BRIEF.
The lines wanted are those in the data below that include "JSON".

Source records
--*--
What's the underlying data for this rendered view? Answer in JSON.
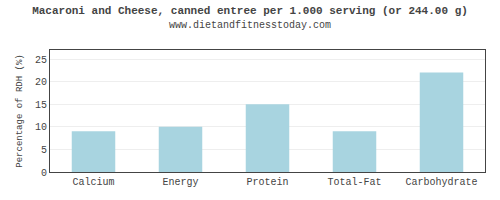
{
  "chart_data": {
    "type": "bar",
    "title": "Macaroni and Cheese, canned entree per 1.000 serving (or 244.00 g)",
    "subtitle": "www.dietandfitnesstoday.com",
    "categories": [
      "Calcium",
      "Energy",
      "Protein",
      "Total-Fat",
      "Carbohydrate"
    ],
    "values": [
      9,
      10,
      15,
      9,
      22
    ],
    "color": "#a8d4e0",
    "ylabel": "Percentage of RDH (%)",
    "ylim": [
      0,
      27
    ],
    "yticks": [
      0,
      5,
      10,
      15,
      20,
      25
    ],
    "grid": true
  }
}
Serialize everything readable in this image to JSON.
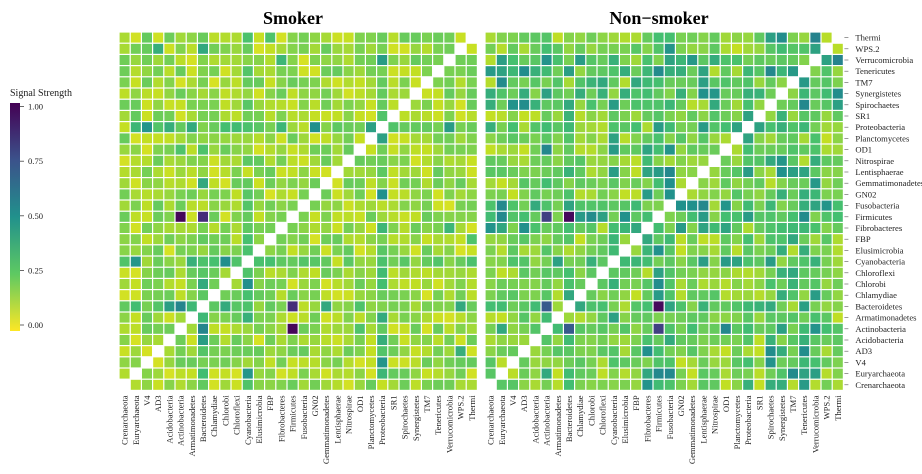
{
  "chart_data": {
    "type": "heatmap",
    "legend": {
      "title": "Signal Strength",
      "ticks": [
        "0.00",
        "0.25",
        "0.50",
        "0.75",
        "1.00"
      ],
      "range": [
        0,
        1
      ],
      "colormap": "viridis",
      "placement": "left"
    },
    "taxa_x": [
      "Crenarchaeota",
      "Euryarchaeota",
      "V4",
      "AD3",
      "Acidobacteria",
      "Actinobacteria",
      "Armatimonadetes",
      "Bacteroidetes",
      "Chlamydiae",
      "Chlorobi",
      "Chloroflexi",
      "Cyanobacteria",
      "Elusimicrobia",
      "FBP",
      "Fibrobacteres",
      "Firmicutes",
      "Fusobacteria",
      "GN02",
      "Gemmatimonadetes",
      "Lentisphaerae",
      "Nitrospirae",
      "OD1",
      "Planctomycetes",
      "Proteobacteria",
      "SR1",
      "Spirochaetes",
      "Synergistetes",
      "TM7",
      "Tenericutes",
      "Verrucomicrobia",
      "WPS.2",
      "Thermi"
    ],
    "taxa_y_top_to_bottom": [
      "Thermi",
      "WPS.2",
      "Verrucomicrobia",
      "Tenericutes",
      "TM7",
      "Synergistetes",
      "Spirochaetes",
      "SR1",
      "Proteobacteria",
      "Planctomycetes",
      "OD1",
      "Nitrospirae",
      "Lentisphaerae",
      "Gemmatimonadetes",
      "GN02",
      "Fusobacteria",
      "Firmicutes",
      "Fibrobacteres",
      "FBP",
      "Elusimicrobia",
      "Cyanobacteria",
      "Chloroflexi",
      "Chlorobi",
      "Chlamydiae",
      "Bacteroidetes",
      "Armatimonadetes",
      "Actinobacteria",
      "Acidobacteria",
      "AD3",
      "V4",
      "Euryarchaeota",
      "Crenarchaeota"
    ],
    "panels": [
      {
        "title": "Smoker",
        "strong_links": [
          {
            "a": "Actinobacteria",
            "b": "Firmicutes",
            "value": 0.98
          },
          {
            "a": "Bacteroidetes",
            "b": "Firmicutes",
            "value": 0.85
          },
          {
            "a": "Actinobacteria",
            "b": "Bacteroidetes",
            "value": 0.55
          },
          {
            "a": "AD3",
            "b": "WPS.2",
            "value": 0.42
          },
          {
            "a": "Proteobacteria",
            "b": "Acidobacteria",
            "value": 0.42
          },
          {
            "a": "Proteobacteria",
            "b": "Fibrobacteres",
            "value": 0.4
          },
          {
            "a": "Thermi",
            "b": "FBP",
            "value": 0.35
          },
          {
            "a": "Fibrobacteres",
            "b": "Verrucomicrobia",
            "value": 0.4
          },
          {
            "a": "Actinobacteria",
            "b": "OD1",
            "value": 0.35
          }
        ],
        "medium_rows": [
          "Cyanobacteria",
          "Proteobacteria",
          "Bacteroidetes"
        ],
        "baseline": 0.08
      },
      {
        "title": "Non−smoker",
        "strong_links": [
          {
            "a": "Bacteroidetes",
            "b": "Firmicutes",
            "value": 0.97
          },
          {
            "a": "Actinobacteria",
            "b": "Firmicutes",
            "value": 0.8
          },
          {
            "a": "Actinobacteria",
            "b": "Bacteroidetes",
            "value": 0.72
          },
          {
            "a": "Bacteroidetes",
            "b": "Fusobacteria",
            "value": 0.45
          },
          {
            "a": "Fusobacteria",
            "b": "Tenericutes",
            "value": 0.42
          },
          {
            "a": "Fusobacteria",
            "b": "Verrucomicrobia",
            "value": 0.45
          },
          {
            "a": "Fusobacteria",
            "b": "Spirochaetes",
            "value": 0.4
          },
          {
            "a": "Fibrobacteres",
            "b": "Tenericutes",
            "value": 0.4
          },
          {
            "a": "Cyanobacteria",
            "b": "Tenericutes",
            "value": 0.35
          },
          {
            "a": "Lentisphaerae",
            "b": "Tenericutes",
            "value": 0.45
          },
          {
            "a": "Proteobacteria",
            "b": "Tenericutes",
            "value": 0.4
          },
          {
            "a": "Fibrobacteres",
            "b": "Spirochaetes",
            "value": 0.35
          }
        ],
        "medium_rows": [
          "Fusobacteria",
          "Fibrobacteres",
          "Firmicutes",
          "Bacteroidetes",
          "Actinobacteria",
          "Cyanobacteria",
          "Tenericutes",
          "Verrucomicrobia",
          "TM7",
          "Synergistetes",
          "Spirochaetes",
          "Proteobacteria"
        ],
        "baseline": 0.12
      }
    ]
  }
}
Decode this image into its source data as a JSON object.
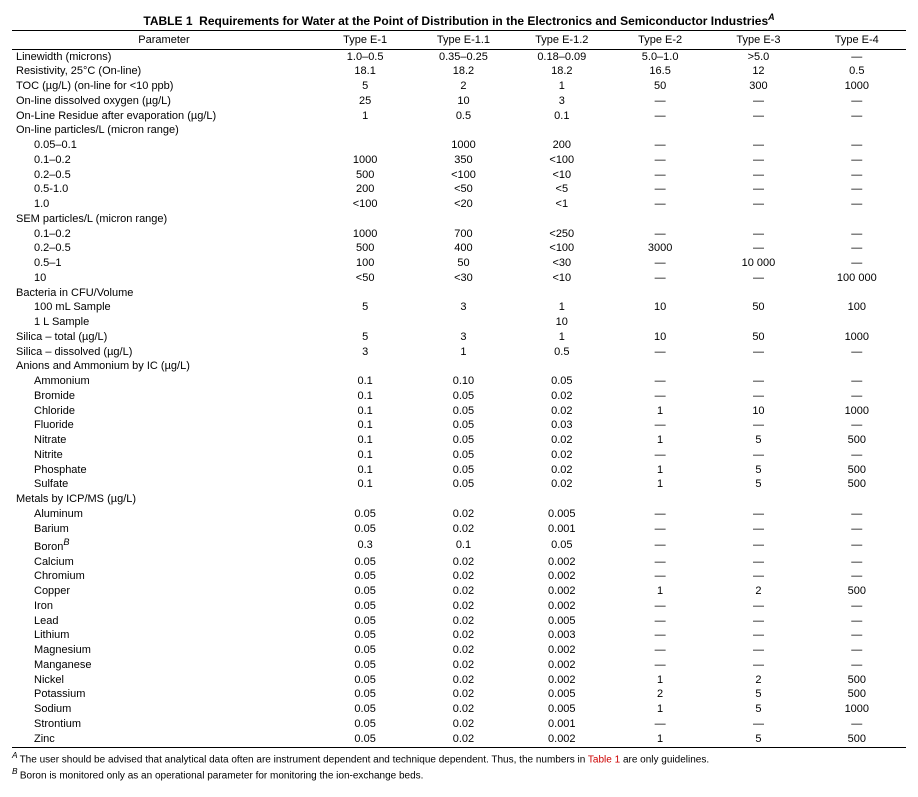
{
  "title_prefix": "TABLE 1",
  "title_text": "Requirements for Water at the Point of Distribution in the Electronics and Semiconductor Industries",
  "title_superscript": "A",
  "columns": [
    "Parameter",
    "Type E-1",
    "Type E-1.1",
    "Type E-1.2",
    "Type E-2",
    "Type E-3",
    "Type E-4"
  ],
  "rows": [
    {
      "label": "Linewidth (microns)",
      "vals": [
        "1.0–0.5",
        "0.35–0.25",
        "0.18–0.09",
        "5.0–1.0",
        ">5.0",
        "—"
      ]
    },
    {
      "label": "Resistivity, 25°C (On-line)",
      "vals": [
        "18.1",
        "18.2",
        "18.2",
        "16.5",
        "12",
        "0.5"
      ]
    },
    {
      "label": "TOC (µg/L) (on-line for <10 ppb)",
      "vals": [
        "5",
        "2",
        "1",
        "50",
        "300",
        "1000"
      ]
    },
    {
      "label": "On-line dissolved oxygen (µg/L)",
      "vals": [
        "25",
        "10",
        "3",
        "—",
        "—",
        "—"
      ]
    },
    {
      "label": "On-Line Residue after evaporation (µg/L)",
      "vals": [
        "1",
        "0.5",
        "0.1",
        "—",
        "—",
        "—"
      ]
    },
    {
      "label": "On-line particles/L (micron range)",
      "vals": [
        "",
        "",
        "",
        "",
        "",
        ""
      ]
    },
    {
      "label": "0.05–0.1",
      "indent": 1,
      "vals": [
        "",
        "1000",
        "200",
        "—",
        "—",
        "—"
      ]
    },
    {
      "label": "0.1–0.2",
      "indent": 1,
      "vals": [
        "1000",
        "350",
        "<100",
        "—",
        "—",
        "—"
      ]
    },
    {
      "label": "0.2–0.5",
      "indent": 1,
      "vals": [
        "500",
        "<100",
        "<10",
        "—",
        "—",
        "—"
      ]
    },
    {
      "label": "0.5-1.0",
      "indent": 1,
      "vals": [
        "200",
        "<50",
        "<5",
        "—",
        "—",
        "—"
      ]
    },
    {
      "label": "1.0",
      "indent": 1,
      "vals": [
        "<100",
        "<20",
        "<1",
        "—",
        "—",
        "—"
      ]
    },
    {
      "label": "SEM particles/L (micron range)",
      "vals": [
        "",
        "",
        "",
        "",
        "",
        ""
      ]
    },
    {
      "label": "0.1–0.2",
      "indent": 1,
      "vals": [
        "1000",
        "700",
        "<250",
        "—",
        "—",
        "—"
      ]
    },
    {
      "label": "0.2–0.5",
      "indent": 1,
      "vals": [
        "500",
        "400",
        "<100",
        "3000",
        "—",
        "—"
      ]
    },
    {
      "label": "0.5–1",
      "indent": 1,
      "vals": [
        "100",
        "50",
        "<30",
        "—",
        "10 000",
        "—"
      ]
    },
    {
      "label": "10",
      "indent": 1,
      "vals": [
        "<50",
        "<30",
        "<10",
        "—",
        "—",
        "100 000"
      ]
    },
    {
      "label": "Bacteria in CFU/Volume",
      "vals": [
        "",
        "",
        "",
        "",
        "",
        ""
      ]
    },
    {
      "label": "100 mL Sample",
      "indent": 1,
      "vals": [
        "5",
        "3",
        "1",
        "10",
        "50",
        "100"
      ]
    },
    {
      "label": "1 L Sample",
      "indent": 1,
      "vals": [
        "",
        "",
        "10",
        "",
        "",
        ""
      ]
    },
    {
      "label": "Silica – total (µg/L)",
      "vals": [
        "5",
        "3",
        "1",
        "10",
        "50",
        "1000"
      ]
    },
    {
      "label": "Silica – dissolved (µg/L)",
      "vals": [
        "3",
        "1",
        "0.5",
        "—",
        "—",
        "—"
      ]
    },
    {
      "label": "Anions and Ammonium by IC (µg/L)",
      "vals": [
        "",
        "",
        "",
        "",
        "",
        ""
      ]
    },
    {
      "label": "Ammonium",
      "indent": 1,
      "vals": [
        "0.1",
        "0.10",
        "0.05",
        "—",
        "—",
        "—"
      ]
    },
    {
      "label": "Bromide",
      "indent": 1,
      "vals": [
        "0.1",
        "0.05",
        "0.02",
        "—",
        "—",
        "—"
      ]
    },
    {
      "label": "Chloride",
      "indent": 1,
      "vals": [
        "0.1",
        "0.05",
        "0.02",
        "1",
        "10",
        "1000"
      ]
    },
    {
      "label": "Fluoride",
      "indent": 1,
      "vals": [
        "0.1",
        "0.05",
        "0.03",
        "—",
        "—",
        "—"
      ]
    },
    {
      "label": "Nitrate",
      "indent": 1,
      "vals": [
        "0.1",
        "0.05",
        "0.02",
        "1",
        "5",
        "500"
      ]
    },
    {
      "label": "Nitrite",
      "indent": 1,
      "vals": [
        "0.1",
        "0.05",
        "0.02",
        "—",
        "—",
        "—"
      ]
    },
    {
      "label": "Phosphate",
      "indent": 1,
      "vals": [
        "0.1",
        "0.05",
        "0.02",
        "1",
        "5",
        "500"
      ]
    },
    {
      "label": "Sulfate",
      "indent": 1,
      "vals": [
        "0.1",
        "0.05",
        "0.02",
        "1",
        "5",
        "500"
      ]
    },
    {
      "label": "Metals by ICP/MS (µg/L)",
      "vals": [
        "",
        "",
        "",
        "",
        "",
        ""
      ]
    },
    {
      "label": "Aluminum",
      "indent": 1,
      "vals": [
        "0.05",
        "0.02",
        "0.005",
        "—",
        "—",
        "—"
      ]
    },
    {
      "label": "Barium",
      "indent": 1,
      "vals": [
        "0.05",
        "0.02",
        "0.001",
        "—",
        "—",
        "—"
      ]
    },
    {
      "label": "Boron",
      "sup": "B",
      "indent": 1,
      "vals": [
        "0.3",
        "0.1",
        "0.05",
        "—",
        "—",
        "—"
      ]
    },
    {
      "label": "Calcium",
      "indent": 1,
      "vals": [
        "0.05",
        "0.02",
        "0.002",
        "—",
        "—",
        "—"
      ]
    },
    {
      "label": "Chromium",
      "indent": 1,
      "vals": [
        "0.05",
        "0.02",
        "0.002",
        "—",
        "—",
        "—"
      ]
    },
    {
      "label": "Copper",
      "indent": 1,
      "vals": [
        "0.05",
        "0.02",
        "0.002",
        "1",
        "2",
        "500"
      ]
    },
    {
      "label": "Iron",
      "indent": 1,
      "vals": [
        "0.05",
        "0.02",
        "0.002",
        "—",
        "—",
        "—"
      ]
    },
    {
      "label": "Lead",
      "indent": 1,
      "vals": [
        "0.05",
        "0.02",
        "0.005",
        "—",
        "—",
        "—"
      ]
    },
    {
      "label": "Lithium",
      "indent": 1,
      "vals": [
        "0.05",
        "0.02",
        "0.003",
        "—",
        "—",
        "—"
      ]
    },
    {
      "label": "Magnesium",
      "indent": 1,
      "vals": [
        "0.05",
        "0.02",
        "0.002",
        "—",
        "—",
        "—"
      ]
    },
    {
      "label": "Manganese",
      "indent": 1,
      "vals": [
        "0.05",
        "0.02",
        "0.002",
        "—",
        "—",
        "—"
      ]
    },
    {
      "label": "Nickel",
      "indent": 1,
      "vals": [
        "0.05",
        "0.02",
        "0.002",
        "1",
        "2",
        "500"
      ]
    },
    {
      "label": "Potassium",
      "indent": 1,
      "vals": [
        "0.05",
        "0.02",
        "0.005",
        "2",
        "5",
        "500"
      ]
    },
    {
      "label": "Sodium",
      "indent": 1,
      "vals": [
        "0.05",
        "0.02",
        "0.005",
        "1",
        "5",
        "1000"
      ]
    },
    {
      "label": "Strontium",
      "indent": 1,
      "vals": [
        "0.05",
        "0.02",
        "0.001",
        "—",
        "—",
        "—"
      ]
    },
    {
      "label": "Zinc",
      "indent": 1,
      "vals": [
        "0.05",
        "0.02",
        "0.002",
        "1",
        "5",
        "500"
      ]
    }
  ],
  "footnotes": [
    {
      "mark": "A",
      "pre": "The user should be advised that analytical data often are instrument dependent and technique dependent. Thus, the numbers in ",
      "link": "Table 1",
      "post": " are only guidelines."
    },
    {
      "mark": "B",
      "pre": "Boron is monitored only as an operational parameter for monitoring the ion-exchange beds.",
      "link": "",
      "post": ""
    }
  ]
}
--*--
EXERCISE ANSWER.
What's the underlying data for this rendered view? Answer in JSON.
Serialize everything readable in this image to JSON.
Decode this image into its source data as a JSON object.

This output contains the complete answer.